• [Exercise prompt]: Print every entry exactly as written.

# start of Data listing

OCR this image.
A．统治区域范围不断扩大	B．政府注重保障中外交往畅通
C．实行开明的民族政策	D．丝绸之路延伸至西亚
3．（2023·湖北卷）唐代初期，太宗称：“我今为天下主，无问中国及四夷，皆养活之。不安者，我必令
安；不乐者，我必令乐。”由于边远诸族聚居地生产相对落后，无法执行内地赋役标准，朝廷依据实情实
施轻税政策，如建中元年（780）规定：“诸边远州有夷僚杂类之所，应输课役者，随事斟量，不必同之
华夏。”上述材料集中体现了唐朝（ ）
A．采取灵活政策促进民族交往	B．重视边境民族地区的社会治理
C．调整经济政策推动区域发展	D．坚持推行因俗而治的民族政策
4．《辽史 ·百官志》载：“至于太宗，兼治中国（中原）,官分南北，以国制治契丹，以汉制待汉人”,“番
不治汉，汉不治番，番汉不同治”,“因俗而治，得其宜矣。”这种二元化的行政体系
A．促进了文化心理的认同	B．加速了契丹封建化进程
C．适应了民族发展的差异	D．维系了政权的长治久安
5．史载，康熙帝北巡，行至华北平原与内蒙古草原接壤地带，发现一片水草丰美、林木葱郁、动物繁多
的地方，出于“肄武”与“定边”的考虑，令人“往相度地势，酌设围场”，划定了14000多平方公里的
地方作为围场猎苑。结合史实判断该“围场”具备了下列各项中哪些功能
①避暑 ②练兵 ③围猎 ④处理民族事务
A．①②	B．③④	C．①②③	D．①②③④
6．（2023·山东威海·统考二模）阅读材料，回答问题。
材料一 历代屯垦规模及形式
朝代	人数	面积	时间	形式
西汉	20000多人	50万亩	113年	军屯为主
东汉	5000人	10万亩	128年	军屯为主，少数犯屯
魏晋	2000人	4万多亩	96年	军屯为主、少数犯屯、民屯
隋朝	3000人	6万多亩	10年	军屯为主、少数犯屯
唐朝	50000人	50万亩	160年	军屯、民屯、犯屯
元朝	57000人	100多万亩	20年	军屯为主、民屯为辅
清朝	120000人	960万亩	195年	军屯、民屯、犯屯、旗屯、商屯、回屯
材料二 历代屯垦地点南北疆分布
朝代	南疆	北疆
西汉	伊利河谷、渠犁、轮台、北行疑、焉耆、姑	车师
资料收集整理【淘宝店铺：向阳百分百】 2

# end of Data listing

• [Response to this exercise]:
OCR this image.
A．统治区域范围不断扩大	B．政府注重保障中外交往畅通
C．实行开明的民族政策	D．丝绸之路延伸至西亚
3．（2023·湖北卷）唐代初期，太宗称：“我今为天下主，无问中国及四夷，皆养活之。不安者，我必令
安；不乐者，我必令乐。”由于边远诸族聚居地生产相对落后，无法执行内地赋役标准，朝廷依据实情实
施轻税政策，如建中元年（780）规定：“诸边远州有夷僚杂类之所，应输课役者，随事斟量，不必同之
华夏。”上述材料集中体现了唐朝（ ）
A．采取灵活政策促进民族交往	B．重视边境民族地区的社会治理
C．调整经济政策推动区域发展	D．坚持推行因俗而治的民族政策
4．《辽史 ·百官志》载：“至于太宗，兼治中国（中原）,官分南北，以国制治契丹，以汉制待汉人”,“番
不治汉，汉不治番，番汉不同治”,“因俗而治，得其宜矣。”这种二元化的行政体系
A．促进了文化心理的认同	B．加速了契丹封建化进程
C．适应了民族发展的差异	D．维系了政权的长治久安
5．史载，康熙帝北巡，行至华北平原与内蒙古草原接壤地带，发现一片水草丰美、林木葱郁、动物繁多
的地方，出于“肄武”与“定边”的考虑，令人“往相度地势，酌设围场”，划定了14000多平方公里的
地方作为围场猎苑。结合史实判断该“围场”具备了下列各项中哪些功能
①避暑 ②练兵 ③围猎 ④处理民族事务
A．①②	B．③④	C．①②③	D．①②③④
6．（2023·山东威海·统考二模）阅读材料，回答问题。
材料一 历代屯垦规模及形式
朝代	人数	面积	时间	形式
西汉	20000多人	50万亩	113年	军屯为主
东汉	5000人	10万亩	128年	军屯为主，少数犯屯
魏晋	2000人	4万多亩	96年	军屯为主、少数犯屯、民屯
隋朝	3000人	6万多亩	10年	军屯为主、少数犯屯
唐朝	50000人	50万亩	160年	军屯、民屯、犯屯
元朝	57000人	100多万亩	20年	军屯为主、民屯为辅
清朝	120000人	960万亩	195年	军屯、民屯、犯屯、旗屯、商屯、回屯
材料二 历代屯垦地点南北疆分布
朝代	南疆	北疆
西汉	伊利河谷、渠犁、轮台、北行疑、焉耆、姑	车师
资料收集整理【淘宝店铺：向阳百分百】 2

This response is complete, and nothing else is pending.